* Start Record set *

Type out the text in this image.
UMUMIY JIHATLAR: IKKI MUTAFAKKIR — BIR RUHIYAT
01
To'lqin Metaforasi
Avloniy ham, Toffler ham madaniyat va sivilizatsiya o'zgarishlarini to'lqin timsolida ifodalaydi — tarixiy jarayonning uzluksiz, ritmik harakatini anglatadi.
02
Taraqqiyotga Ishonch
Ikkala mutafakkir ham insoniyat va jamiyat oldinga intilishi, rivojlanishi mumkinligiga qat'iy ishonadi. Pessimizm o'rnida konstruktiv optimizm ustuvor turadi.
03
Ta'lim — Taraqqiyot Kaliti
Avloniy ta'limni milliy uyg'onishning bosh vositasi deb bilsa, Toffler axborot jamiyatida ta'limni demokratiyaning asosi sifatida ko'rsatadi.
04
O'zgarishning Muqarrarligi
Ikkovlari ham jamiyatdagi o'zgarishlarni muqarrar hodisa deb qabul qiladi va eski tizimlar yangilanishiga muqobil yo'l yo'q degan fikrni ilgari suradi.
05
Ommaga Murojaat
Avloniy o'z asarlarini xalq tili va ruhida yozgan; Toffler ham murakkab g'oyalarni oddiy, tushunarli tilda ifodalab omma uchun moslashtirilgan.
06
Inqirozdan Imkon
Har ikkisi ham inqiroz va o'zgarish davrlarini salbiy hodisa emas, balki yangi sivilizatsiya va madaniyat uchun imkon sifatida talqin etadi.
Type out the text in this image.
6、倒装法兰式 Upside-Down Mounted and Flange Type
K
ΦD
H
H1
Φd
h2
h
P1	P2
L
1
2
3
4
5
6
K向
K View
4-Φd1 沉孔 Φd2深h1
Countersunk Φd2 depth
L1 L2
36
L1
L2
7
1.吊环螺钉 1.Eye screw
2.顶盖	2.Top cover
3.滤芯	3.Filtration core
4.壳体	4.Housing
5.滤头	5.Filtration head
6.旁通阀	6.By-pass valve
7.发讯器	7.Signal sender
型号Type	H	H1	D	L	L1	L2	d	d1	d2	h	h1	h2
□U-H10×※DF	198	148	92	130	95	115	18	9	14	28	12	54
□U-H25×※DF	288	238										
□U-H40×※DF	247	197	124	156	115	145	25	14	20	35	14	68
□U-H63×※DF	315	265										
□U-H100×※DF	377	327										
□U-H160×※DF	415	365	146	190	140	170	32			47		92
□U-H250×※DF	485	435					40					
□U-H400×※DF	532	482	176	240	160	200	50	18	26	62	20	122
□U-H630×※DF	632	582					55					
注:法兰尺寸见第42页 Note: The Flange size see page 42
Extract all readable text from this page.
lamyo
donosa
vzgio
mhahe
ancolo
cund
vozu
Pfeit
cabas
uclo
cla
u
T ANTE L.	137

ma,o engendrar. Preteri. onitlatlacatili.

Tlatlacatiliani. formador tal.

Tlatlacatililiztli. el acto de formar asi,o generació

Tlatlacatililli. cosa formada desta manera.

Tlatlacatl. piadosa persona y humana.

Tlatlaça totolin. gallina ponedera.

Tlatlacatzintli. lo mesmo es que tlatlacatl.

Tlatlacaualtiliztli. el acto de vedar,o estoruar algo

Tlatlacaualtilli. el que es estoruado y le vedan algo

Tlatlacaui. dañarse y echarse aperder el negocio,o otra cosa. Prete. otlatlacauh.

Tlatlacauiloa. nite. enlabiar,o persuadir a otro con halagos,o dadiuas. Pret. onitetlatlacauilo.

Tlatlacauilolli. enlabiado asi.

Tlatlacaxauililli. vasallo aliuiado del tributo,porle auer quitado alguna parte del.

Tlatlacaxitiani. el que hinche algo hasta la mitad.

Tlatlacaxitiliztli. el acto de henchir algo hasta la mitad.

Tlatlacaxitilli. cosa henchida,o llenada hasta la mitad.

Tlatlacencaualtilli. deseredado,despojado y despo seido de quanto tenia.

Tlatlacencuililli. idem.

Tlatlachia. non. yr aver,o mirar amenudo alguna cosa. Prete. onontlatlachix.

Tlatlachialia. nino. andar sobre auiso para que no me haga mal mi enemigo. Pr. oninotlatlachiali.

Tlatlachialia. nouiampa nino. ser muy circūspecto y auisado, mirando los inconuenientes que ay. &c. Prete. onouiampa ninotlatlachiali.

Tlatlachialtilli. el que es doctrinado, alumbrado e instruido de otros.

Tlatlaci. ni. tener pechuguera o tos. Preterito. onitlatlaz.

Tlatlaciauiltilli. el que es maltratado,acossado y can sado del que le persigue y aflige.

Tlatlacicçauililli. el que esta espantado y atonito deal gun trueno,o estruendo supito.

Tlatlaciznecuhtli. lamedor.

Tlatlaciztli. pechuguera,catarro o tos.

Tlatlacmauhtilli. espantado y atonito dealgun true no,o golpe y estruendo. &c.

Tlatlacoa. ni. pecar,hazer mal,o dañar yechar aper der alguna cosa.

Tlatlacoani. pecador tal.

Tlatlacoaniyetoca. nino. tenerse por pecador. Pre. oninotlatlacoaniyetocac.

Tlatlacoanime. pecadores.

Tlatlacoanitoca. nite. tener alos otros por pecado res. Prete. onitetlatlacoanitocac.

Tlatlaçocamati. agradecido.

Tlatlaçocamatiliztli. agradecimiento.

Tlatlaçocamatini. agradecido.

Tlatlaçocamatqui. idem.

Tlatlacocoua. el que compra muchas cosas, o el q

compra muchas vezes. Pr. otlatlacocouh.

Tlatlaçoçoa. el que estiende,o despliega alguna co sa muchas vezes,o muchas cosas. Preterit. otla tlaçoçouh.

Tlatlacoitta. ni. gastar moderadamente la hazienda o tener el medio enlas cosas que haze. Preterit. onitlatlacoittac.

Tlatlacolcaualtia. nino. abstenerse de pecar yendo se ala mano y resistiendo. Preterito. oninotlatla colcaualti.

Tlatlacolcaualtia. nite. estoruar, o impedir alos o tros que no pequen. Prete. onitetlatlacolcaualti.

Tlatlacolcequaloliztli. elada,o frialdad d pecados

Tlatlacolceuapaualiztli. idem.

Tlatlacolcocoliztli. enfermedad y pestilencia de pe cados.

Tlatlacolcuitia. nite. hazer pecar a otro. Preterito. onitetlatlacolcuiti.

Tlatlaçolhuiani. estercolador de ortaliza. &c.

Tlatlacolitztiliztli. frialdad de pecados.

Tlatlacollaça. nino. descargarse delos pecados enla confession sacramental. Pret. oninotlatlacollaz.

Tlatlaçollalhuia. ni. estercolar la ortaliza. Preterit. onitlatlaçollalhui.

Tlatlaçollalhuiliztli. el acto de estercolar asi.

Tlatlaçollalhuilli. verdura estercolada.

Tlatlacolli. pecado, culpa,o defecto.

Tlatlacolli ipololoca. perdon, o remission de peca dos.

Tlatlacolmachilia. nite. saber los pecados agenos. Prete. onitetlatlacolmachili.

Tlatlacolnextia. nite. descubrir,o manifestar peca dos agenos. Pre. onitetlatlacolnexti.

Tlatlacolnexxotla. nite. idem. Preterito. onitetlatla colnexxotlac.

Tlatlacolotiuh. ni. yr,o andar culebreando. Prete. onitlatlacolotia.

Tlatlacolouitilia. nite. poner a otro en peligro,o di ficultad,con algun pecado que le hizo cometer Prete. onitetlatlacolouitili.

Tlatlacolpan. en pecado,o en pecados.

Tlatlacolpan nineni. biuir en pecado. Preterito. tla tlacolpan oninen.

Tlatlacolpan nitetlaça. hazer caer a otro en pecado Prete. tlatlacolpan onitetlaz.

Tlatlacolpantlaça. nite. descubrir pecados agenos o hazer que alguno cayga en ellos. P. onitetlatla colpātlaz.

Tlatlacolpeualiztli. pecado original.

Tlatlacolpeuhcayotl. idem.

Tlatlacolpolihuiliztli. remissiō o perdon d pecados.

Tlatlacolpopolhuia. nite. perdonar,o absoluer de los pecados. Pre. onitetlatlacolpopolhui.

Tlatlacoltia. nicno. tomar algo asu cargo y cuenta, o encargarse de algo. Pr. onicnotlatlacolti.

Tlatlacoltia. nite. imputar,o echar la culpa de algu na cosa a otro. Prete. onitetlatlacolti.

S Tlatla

* End Record set *

*Exercise directions:*
Return all the lines that contain the string "algo".

*Correct output:*
Tlatlacaualtiliztli. el acto de vedar,o estoruar algo
Tlatlacaualtilli. el que es estoruado y le vedan algo
Tlatlacaxitiani. el que hinche algo hasta la mitad.
Tlatlacaxitiliztli. el acto de henchir algo hasta la mitad.
Tlatlacoltia. nicno. tomar algo asu cargo y cuenta, o encargarse de algo. Pr. onicnotlatlacolti.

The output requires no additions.